-------- Data supplied --------

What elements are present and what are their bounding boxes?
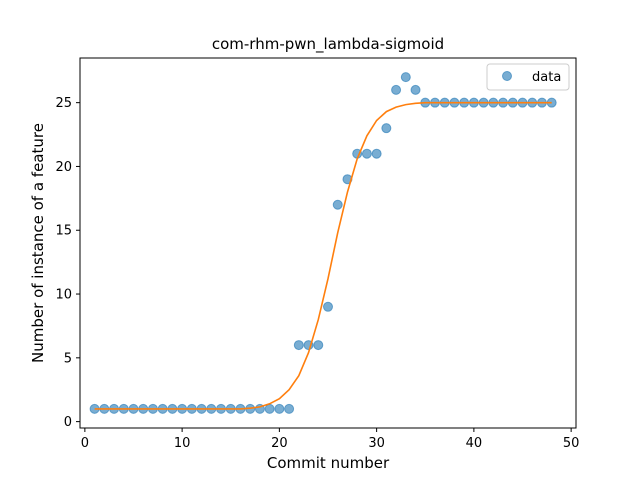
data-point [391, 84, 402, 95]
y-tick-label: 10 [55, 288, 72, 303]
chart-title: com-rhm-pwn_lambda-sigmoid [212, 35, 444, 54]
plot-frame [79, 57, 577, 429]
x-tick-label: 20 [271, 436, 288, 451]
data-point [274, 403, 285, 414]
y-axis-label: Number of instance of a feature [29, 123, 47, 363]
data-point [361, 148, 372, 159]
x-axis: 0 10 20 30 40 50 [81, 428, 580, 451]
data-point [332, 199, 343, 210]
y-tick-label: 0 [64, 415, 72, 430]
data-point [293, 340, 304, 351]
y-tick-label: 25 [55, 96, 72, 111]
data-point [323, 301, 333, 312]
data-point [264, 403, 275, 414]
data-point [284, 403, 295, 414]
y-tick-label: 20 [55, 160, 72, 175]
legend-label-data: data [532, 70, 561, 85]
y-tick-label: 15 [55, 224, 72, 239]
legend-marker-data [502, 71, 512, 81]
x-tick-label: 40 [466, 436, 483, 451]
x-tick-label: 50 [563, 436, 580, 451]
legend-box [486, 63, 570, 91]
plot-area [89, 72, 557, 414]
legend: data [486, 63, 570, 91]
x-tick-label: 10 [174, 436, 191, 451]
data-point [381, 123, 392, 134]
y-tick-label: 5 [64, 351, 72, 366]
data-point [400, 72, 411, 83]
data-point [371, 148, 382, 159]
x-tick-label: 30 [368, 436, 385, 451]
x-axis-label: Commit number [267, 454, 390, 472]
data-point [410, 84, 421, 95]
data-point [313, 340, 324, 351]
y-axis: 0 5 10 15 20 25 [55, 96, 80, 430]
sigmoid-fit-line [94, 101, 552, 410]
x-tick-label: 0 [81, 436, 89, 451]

--------
-------- Data supplied --------

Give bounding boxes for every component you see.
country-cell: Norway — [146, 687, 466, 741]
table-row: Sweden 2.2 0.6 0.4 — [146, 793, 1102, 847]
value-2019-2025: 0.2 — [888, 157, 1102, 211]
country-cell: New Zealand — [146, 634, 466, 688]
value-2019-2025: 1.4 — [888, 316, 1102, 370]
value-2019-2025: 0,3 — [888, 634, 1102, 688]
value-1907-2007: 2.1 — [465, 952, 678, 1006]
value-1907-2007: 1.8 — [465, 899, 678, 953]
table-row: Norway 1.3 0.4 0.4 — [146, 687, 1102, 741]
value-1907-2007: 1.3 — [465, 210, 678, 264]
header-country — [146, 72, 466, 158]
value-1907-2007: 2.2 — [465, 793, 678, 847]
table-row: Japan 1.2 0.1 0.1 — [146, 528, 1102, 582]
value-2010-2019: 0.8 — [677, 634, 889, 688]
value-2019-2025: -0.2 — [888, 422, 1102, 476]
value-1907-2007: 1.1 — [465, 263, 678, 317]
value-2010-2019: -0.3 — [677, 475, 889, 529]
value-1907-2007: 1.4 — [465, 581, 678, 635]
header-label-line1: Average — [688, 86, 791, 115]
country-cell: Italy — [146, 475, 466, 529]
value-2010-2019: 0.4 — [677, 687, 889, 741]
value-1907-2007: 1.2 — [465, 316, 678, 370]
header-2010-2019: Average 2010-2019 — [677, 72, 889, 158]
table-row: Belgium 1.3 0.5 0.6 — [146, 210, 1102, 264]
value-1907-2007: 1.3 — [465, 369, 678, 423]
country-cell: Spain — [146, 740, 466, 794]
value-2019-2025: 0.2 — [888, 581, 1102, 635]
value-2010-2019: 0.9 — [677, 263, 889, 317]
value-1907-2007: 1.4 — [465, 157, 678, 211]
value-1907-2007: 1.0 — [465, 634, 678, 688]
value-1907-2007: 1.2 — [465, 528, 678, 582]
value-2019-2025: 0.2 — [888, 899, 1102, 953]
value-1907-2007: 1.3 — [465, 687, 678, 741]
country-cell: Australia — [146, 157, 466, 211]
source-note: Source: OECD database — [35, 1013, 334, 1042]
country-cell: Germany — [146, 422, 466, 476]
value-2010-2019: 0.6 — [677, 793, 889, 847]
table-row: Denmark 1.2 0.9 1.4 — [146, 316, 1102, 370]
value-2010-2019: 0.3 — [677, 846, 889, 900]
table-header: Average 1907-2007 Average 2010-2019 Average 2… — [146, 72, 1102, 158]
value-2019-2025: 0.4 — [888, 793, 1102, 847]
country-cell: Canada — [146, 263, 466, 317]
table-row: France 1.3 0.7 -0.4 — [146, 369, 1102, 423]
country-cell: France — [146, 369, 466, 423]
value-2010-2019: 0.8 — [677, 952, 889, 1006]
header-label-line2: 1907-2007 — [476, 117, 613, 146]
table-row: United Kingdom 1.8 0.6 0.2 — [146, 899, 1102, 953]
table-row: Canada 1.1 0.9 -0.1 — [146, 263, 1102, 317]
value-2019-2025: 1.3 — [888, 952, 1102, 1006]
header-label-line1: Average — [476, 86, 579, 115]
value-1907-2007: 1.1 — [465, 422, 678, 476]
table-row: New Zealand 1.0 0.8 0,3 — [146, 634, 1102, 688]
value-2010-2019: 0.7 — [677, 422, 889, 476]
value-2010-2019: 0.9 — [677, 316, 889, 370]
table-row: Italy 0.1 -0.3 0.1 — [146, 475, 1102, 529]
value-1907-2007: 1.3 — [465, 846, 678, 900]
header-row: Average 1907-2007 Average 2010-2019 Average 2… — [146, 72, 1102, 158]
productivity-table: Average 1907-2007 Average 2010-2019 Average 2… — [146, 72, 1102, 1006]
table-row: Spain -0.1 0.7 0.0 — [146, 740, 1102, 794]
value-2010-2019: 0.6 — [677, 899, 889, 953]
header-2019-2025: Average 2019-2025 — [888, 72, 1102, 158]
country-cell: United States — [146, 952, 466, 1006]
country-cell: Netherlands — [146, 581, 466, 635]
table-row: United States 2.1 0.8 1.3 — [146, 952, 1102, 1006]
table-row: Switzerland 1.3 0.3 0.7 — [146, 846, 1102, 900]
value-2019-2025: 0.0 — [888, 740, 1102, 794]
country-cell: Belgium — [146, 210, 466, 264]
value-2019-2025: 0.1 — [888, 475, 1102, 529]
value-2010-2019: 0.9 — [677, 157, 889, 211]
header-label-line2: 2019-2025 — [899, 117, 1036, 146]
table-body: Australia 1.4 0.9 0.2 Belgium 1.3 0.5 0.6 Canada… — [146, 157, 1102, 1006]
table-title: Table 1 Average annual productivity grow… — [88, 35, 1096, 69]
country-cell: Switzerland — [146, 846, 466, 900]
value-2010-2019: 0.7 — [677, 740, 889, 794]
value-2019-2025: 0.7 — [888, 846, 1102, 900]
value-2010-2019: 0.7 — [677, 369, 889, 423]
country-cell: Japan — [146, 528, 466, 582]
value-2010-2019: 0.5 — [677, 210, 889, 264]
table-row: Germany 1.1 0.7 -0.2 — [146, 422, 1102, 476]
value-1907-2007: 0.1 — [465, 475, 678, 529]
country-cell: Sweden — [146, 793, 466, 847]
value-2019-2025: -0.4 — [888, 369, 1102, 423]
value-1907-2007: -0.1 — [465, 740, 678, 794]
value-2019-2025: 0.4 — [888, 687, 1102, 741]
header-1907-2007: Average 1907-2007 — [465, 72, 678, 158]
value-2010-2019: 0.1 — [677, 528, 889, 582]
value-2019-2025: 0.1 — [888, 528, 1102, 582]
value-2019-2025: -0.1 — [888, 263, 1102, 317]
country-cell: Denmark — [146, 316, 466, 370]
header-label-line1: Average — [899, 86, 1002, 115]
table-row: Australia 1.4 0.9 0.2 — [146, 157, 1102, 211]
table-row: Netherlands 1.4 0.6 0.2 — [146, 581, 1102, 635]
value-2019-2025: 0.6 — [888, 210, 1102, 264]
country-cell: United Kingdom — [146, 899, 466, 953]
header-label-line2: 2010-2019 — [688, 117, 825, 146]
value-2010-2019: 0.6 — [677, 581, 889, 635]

--------
-------- Data supplied --------

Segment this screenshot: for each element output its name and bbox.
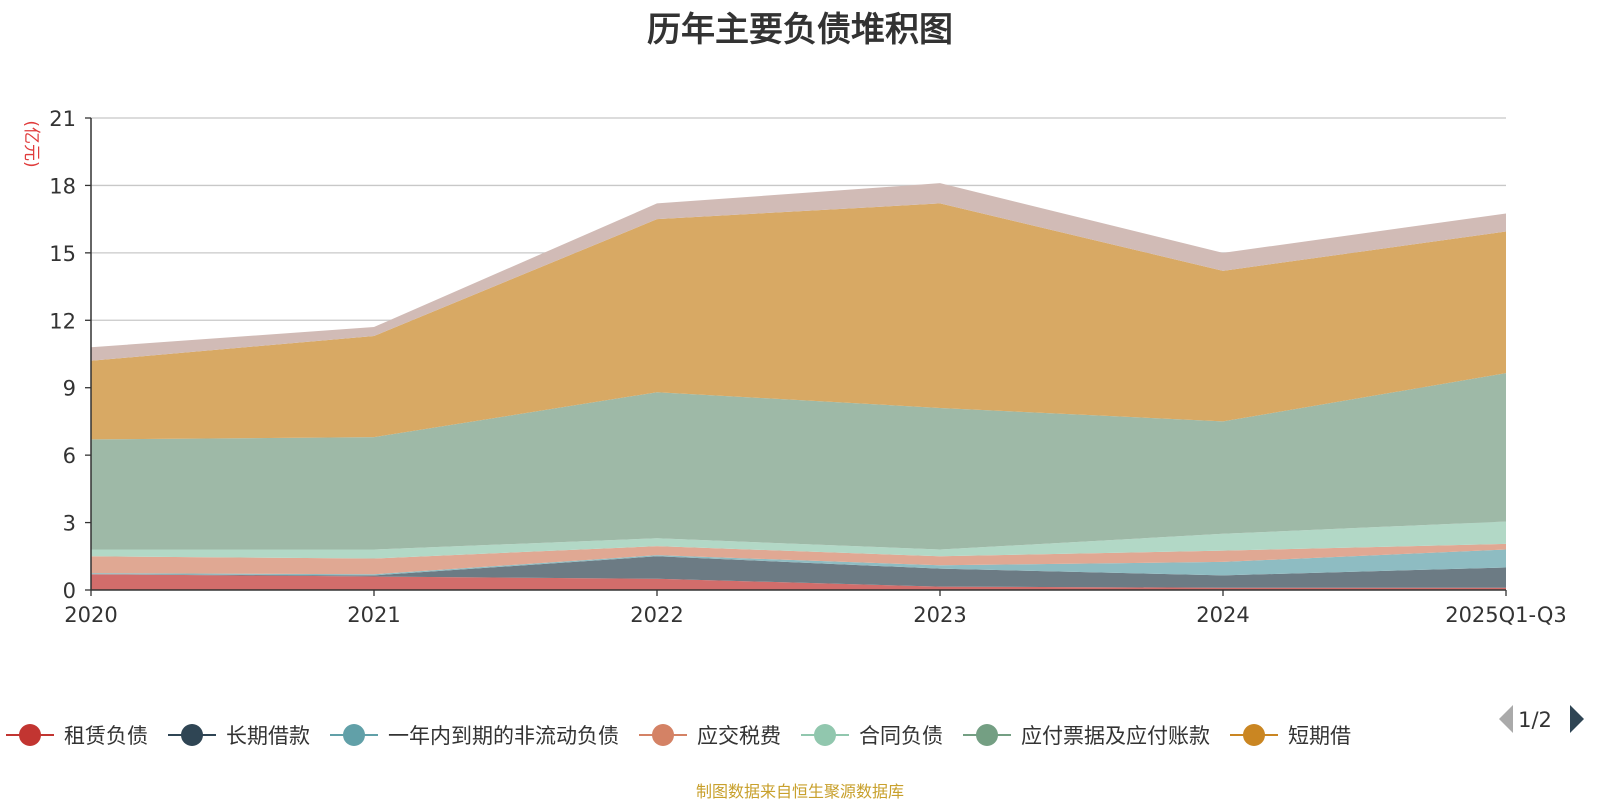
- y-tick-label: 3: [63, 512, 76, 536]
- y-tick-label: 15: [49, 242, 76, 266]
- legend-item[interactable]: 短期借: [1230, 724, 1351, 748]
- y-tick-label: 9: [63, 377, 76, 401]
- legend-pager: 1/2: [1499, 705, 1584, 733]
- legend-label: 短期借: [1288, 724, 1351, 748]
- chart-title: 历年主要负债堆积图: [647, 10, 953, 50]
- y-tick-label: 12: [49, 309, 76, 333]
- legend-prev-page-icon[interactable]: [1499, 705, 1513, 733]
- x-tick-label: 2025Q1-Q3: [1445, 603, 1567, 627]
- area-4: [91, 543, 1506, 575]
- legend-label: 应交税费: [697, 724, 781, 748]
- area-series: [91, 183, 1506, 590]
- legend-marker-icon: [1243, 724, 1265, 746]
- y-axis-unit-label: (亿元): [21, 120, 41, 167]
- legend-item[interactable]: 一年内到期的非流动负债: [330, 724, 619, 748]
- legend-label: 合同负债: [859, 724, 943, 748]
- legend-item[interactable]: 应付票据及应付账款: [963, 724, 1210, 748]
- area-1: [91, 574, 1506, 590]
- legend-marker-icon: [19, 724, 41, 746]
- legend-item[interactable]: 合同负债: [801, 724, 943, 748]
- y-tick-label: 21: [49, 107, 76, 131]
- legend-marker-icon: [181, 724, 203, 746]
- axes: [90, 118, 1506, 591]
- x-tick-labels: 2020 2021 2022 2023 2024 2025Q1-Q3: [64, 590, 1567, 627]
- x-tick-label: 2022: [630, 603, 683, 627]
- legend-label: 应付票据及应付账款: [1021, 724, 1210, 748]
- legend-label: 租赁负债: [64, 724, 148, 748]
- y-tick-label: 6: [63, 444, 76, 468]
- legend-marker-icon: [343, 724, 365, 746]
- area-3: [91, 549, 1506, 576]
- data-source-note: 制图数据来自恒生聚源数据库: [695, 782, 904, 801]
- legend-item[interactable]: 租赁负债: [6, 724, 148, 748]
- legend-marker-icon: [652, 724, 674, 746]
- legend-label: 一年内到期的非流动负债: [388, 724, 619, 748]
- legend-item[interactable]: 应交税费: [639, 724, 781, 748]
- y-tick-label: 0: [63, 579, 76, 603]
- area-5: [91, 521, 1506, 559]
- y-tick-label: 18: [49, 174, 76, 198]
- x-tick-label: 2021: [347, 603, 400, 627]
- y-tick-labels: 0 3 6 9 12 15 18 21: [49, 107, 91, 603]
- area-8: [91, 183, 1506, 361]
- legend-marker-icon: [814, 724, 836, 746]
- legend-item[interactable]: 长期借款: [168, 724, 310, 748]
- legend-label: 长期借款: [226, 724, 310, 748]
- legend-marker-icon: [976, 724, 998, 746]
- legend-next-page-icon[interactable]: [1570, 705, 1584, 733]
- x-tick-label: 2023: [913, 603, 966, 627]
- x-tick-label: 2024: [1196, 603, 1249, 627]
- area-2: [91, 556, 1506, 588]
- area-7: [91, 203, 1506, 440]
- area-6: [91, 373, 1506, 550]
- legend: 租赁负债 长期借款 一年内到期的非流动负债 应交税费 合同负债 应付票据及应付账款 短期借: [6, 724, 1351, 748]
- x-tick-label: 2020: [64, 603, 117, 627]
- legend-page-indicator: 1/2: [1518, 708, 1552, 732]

--------

### [Problem requirements]
Copy out every row above that contains the string "bounding".

### [The reply]
What elements are present and what are their bounding boxes?
Give bounding boxes for every component you see.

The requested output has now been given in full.